----- Supplied records
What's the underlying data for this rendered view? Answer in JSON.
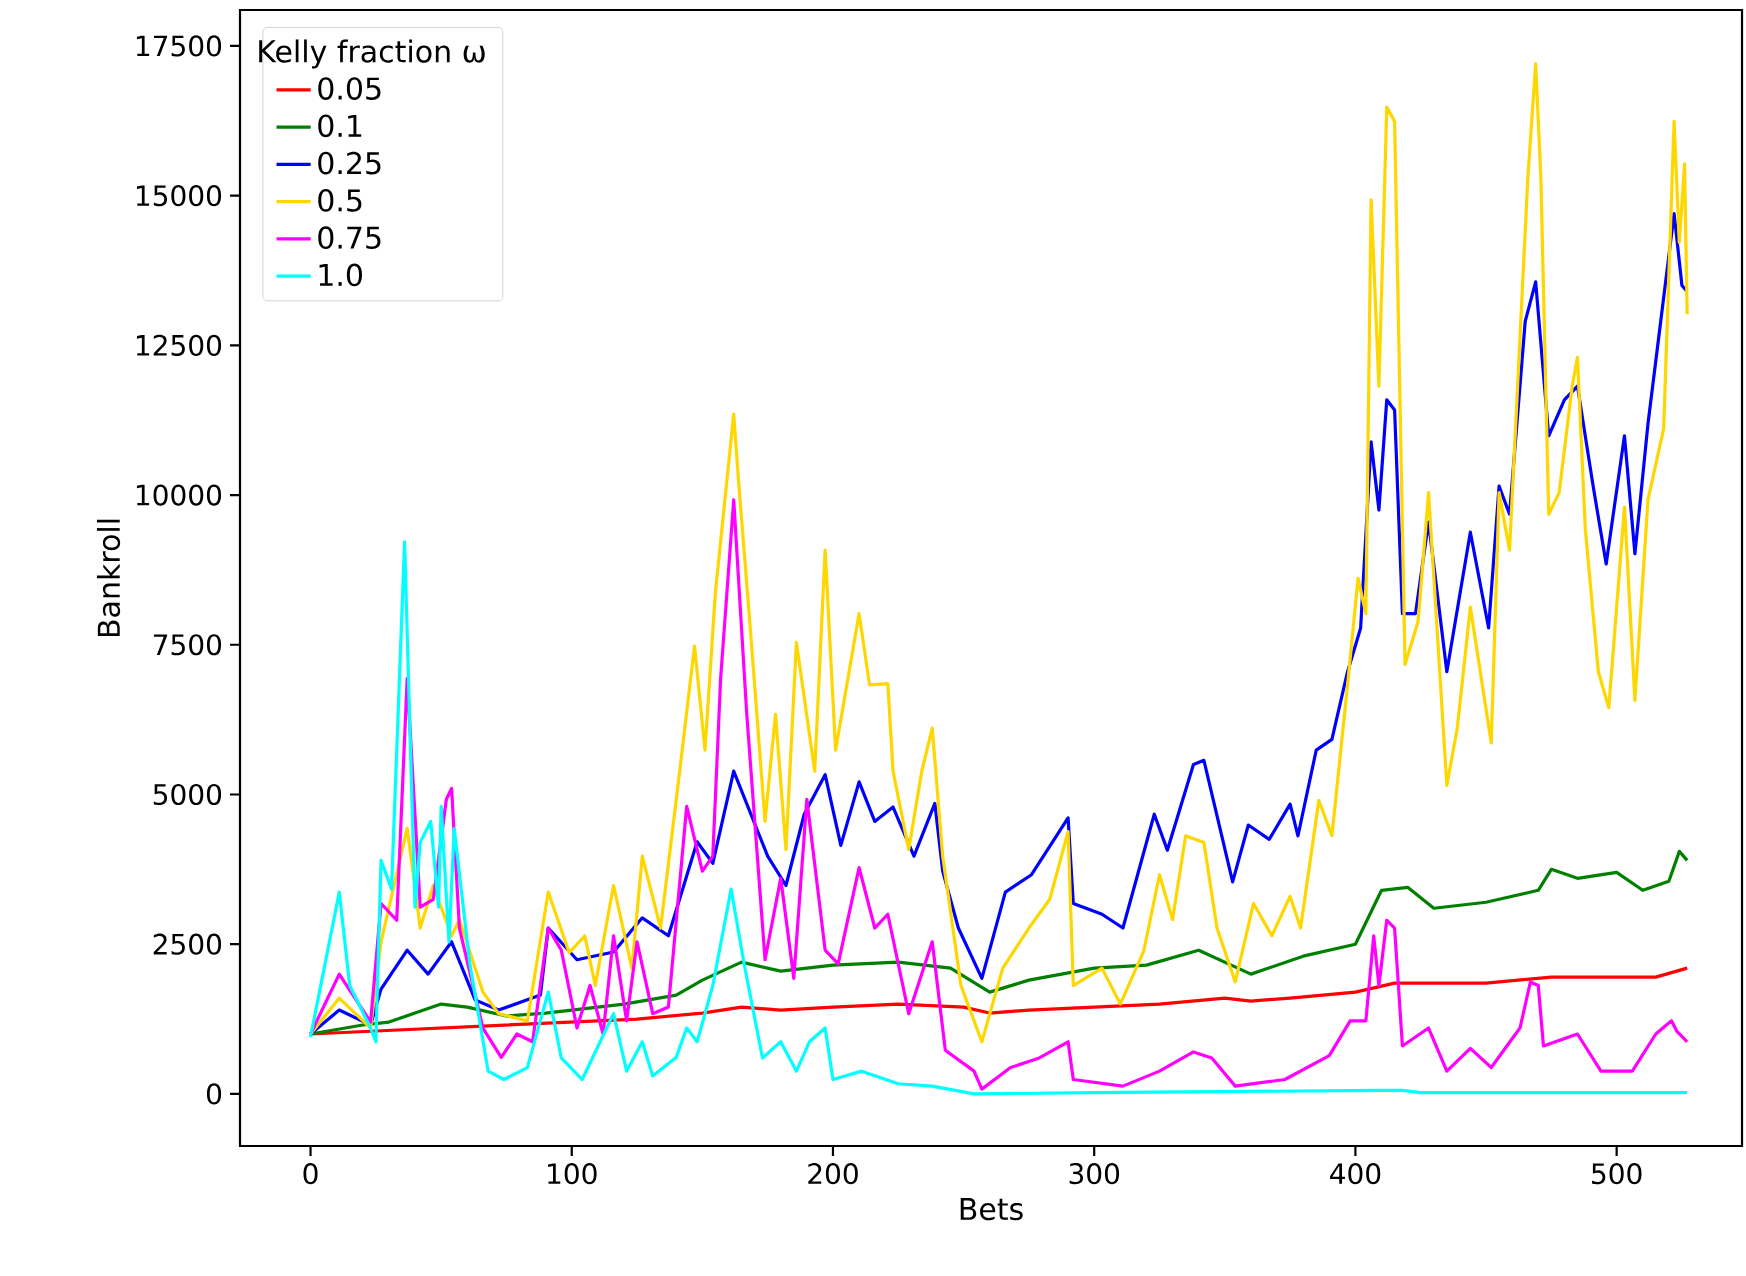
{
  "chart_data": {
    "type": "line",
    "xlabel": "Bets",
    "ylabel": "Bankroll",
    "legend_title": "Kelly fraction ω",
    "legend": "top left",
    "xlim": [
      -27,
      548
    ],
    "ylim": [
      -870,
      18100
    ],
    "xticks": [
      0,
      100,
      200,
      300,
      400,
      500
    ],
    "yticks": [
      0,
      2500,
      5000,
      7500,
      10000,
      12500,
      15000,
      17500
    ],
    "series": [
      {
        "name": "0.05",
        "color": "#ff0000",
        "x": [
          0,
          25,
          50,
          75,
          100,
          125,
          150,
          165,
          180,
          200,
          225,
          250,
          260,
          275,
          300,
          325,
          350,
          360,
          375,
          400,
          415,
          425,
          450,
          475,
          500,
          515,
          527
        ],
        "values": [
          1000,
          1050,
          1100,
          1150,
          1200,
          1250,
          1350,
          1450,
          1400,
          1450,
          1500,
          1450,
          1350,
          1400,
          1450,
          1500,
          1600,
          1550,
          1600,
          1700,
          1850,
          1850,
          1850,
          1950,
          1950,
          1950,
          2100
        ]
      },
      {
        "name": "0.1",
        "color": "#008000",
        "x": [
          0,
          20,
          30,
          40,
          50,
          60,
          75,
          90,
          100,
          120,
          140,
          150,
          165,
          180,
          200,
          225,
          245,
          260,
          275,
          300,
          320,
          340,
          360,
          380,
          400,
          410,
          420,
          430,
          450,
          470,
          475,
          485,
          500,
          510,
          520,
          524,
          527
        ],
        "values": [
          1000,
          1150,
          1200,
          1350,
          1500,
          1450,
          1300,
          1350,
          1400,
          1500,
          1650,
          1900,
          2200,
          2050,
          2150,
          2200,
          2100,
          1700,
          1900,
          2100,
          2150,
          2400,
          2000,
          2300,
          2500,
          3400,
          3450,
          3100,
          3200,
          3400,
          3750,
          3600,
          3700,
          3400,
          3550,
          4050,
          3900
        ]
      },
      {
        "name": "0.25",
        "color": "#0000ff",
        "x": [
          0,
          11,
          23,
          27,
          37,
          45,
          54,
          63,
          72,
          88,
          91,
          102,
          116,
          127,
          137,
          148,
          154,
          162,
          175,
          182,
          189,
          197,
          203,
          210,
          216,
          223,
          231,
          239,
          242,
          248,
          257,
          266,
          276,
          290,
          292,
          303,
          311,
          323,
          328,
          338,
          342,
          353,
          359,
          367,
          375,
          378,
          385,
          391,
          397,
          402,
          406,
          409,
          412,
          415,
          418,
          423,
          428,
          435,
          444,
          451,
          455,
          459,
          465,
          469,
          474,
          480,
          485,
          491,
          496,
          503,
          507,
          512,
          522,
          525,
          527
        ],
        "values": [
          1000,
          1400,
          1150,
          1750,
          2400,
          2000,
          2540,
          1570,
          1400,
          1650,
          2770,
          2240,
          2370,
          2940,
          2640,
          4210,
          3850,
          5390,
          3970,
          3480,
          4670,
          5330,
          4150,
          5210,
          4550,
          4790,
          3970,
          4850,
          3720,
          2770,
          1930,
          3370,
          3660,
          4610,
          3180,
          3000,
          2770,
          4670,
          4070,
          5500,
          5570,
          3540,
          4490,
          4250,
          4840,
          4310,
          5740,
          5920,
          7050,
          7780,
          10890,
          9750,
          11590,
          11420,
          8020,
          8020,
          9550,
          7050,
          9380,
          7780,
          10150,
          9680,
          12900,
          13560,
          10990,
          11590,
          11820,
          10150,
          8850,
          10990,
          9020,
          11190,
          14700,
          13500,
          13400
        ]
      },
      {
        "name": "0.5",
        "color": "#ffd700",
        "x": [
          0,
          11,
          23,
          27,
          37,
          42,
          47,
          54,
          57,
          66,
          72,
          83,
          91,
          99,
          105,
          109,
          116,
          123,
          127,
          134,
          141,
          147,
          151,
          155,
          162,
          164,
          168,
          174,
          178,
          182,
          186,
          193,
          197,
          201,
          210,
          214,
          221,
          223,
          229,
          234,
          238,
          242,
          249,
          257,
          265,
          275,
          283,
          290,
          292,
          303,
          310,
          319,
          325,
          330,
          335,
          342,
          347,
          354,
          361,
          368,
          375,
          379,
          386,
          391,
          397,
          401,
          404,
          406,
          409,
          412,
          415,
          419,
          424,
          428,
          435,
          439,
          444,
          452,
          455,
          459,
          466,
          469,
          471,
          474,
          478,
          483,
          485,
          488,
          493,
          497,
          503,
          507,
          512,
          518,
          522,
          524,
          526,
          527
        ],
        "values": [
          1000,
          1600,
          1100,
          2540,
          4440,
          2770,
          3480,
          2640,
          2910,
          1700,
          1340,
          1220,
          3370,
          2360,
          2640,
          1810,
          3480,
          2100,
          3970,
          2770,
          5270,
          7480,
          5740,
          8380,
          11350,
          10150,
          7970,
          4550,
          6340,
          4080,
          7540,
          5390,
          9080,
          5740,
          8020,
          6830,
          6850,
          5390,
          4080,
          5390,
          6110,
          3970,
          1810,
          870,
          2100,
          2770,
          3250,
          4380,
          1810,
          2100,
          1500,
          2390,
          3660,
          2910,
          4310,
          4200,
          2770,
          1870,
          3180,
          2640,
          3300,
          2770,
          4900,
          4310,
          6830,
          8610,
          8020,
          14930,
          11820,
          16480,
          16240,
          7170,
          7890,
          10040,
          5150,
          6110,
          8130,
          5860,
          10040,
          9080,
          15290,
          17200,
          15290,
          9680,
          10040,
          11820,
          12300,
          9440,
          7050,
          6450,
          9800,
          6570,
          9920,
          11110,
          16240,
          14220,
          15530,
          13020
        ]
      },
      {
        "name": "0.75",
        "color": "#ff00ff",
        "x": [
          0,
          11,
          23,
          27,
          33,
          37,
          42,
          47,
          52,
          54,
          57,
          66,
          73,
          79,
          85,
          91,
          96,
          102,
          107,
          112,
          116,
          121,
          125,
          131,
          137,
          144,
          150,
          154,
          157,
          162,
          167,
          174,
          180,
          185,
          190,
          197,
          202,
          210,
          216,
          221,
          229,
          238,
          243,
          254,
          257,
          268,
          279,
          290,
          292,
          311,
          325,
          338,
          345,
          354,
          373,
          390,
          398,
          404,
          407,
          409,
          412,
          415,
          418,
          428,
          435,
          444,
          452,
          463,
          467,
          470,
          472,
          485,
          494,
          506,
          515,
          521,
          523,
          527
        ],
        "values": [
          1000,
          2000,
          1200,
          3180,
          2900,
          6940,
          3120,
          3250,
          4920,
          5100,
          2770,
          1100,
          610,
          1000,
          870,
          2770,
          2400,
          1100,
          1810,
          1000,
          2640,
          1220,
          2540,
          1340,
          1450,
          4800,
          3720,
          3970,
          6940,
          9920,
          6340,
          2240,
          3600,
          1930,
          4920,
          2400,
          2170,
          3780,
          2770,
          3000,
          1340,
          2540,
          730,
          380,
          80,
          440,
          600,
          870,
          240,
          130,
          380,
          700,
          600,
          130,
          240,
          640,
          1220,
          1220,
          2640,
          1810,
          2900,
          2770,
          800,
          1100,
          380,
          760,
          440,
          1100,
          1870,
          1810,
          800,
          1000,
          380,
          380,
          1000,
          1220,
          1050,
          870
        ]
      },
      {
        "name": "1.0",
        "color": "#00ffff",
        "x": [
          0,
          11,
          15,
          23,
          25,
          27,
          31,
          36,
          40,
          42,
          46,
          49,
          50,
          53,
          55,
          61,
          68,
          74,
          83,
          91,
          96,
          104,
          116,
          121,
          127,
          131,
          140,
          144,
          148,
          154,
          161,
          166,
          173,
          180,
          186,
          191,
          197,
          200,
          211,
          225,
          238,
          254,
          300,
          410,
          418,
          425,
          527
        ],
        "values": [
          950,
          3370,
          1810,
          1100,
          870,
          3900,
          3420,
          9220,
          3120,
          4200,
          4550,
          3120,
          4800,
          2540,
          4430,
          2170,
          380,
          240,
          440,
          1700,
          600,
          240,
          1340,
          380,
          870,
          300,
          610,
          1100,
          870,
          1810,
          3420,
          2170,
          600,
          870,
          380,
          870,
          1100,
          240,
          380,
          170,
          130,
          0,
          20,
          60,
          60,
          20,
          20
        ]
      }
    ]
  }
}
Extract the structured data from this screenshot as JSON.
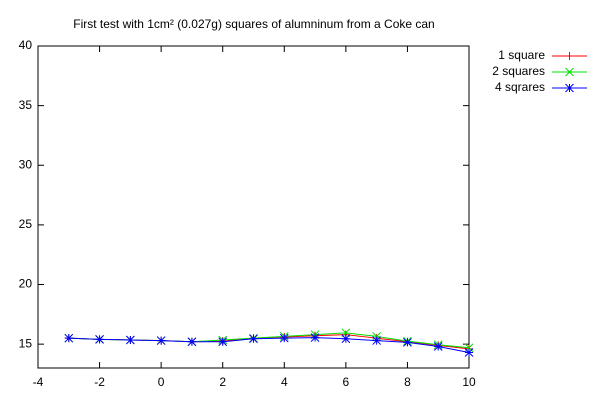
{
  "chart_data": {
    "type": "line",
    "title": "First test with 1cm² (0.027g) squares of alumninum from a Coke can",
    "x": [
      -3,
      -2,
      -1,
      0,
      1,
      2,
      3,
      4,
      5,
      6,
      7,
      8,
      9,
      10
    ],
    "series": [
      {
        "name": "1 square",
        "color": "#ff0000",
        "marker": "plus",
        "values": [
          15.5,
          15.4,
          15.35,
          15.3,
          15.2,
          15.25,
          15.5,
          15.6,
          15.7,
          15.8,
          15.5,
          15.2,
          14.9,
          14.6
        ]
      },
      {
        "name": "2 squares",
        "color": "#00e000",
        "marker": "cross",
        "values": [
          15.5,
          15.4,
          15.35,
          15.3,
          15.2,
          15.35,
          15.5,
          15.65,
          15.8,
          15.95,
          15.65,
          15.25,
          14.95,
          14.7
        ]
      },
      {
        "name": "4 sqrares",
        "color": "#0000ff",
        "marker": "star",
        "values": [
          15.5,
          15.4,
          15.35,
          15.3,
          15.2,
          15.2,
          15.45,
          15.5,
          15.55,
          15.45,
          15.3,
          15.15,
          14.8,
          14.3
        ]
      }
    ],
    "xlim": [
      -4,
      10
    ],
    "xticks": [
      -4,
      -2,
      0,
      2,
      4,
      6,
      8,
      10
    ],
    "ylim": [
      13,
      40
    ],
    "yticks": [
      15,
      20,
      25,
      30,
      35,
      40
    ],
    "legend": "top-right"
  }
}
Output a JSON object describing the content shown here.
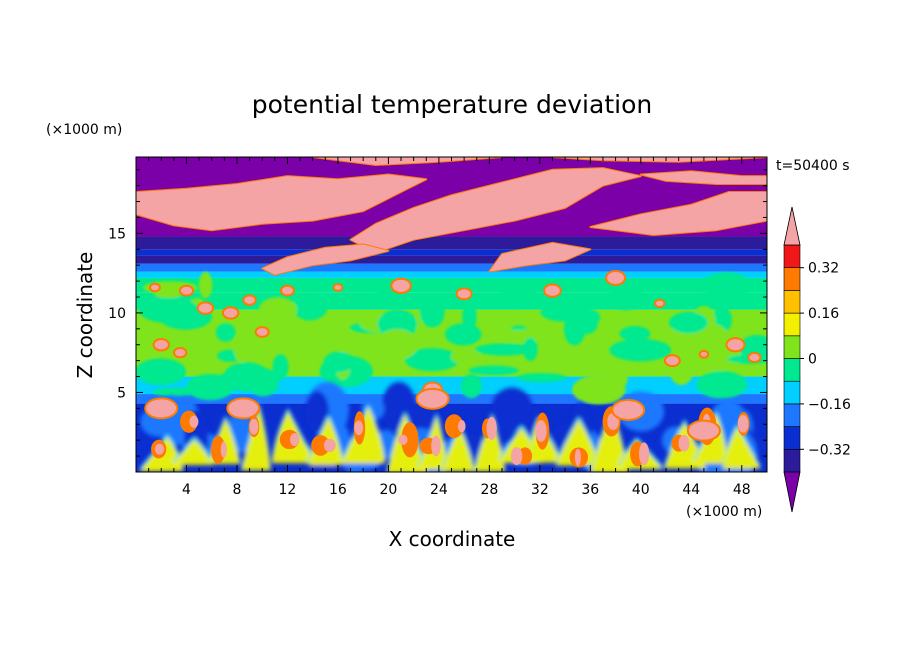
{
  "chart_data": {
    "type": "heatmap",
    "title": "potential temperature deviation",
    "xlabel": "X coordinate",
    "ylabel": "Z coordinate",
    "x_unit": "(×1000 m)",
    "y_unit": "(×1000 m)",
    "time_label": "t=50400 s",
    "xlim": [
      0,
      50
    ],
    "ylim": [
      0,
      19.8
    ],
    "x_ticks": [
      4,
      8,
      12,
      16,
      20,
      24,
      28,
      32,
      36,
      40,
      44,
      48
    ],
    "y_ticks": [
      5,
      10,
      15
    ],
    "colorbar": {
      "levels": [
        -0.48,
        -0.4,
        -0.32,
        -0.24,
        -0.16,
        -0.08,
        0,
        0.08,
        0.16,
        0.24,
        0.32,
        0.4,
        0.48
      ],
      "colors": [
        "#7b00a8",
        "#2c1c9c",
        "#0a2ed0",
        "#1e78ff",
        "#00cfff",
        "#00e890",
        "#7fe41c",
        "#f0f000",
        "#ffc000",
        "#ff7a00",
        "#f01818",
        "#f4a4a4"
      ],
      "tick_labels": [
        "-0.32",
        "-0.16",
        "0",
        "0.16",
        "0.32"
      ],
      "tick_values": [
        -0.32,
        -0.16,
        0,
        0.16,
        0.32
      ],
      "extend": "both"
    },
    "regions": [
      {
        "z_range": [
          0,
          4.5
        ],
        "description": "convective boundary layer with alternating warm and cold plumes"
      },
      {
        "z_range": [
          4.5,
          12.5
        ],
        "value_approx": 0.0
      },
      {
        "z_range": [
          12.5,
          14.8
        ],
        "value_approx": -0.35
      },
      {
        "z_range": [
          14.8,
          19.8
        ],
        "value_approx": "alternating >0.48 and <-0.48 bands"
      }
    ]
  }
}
----------
> **Work to complete**:
Identify each line holding the string "alternating", and copy it out.

> **Correct response**:
        "description": "convective boundary layer with alternating warm and cold plumes"
        "value_approx": "alternating >0.48 and <-0.48 bands"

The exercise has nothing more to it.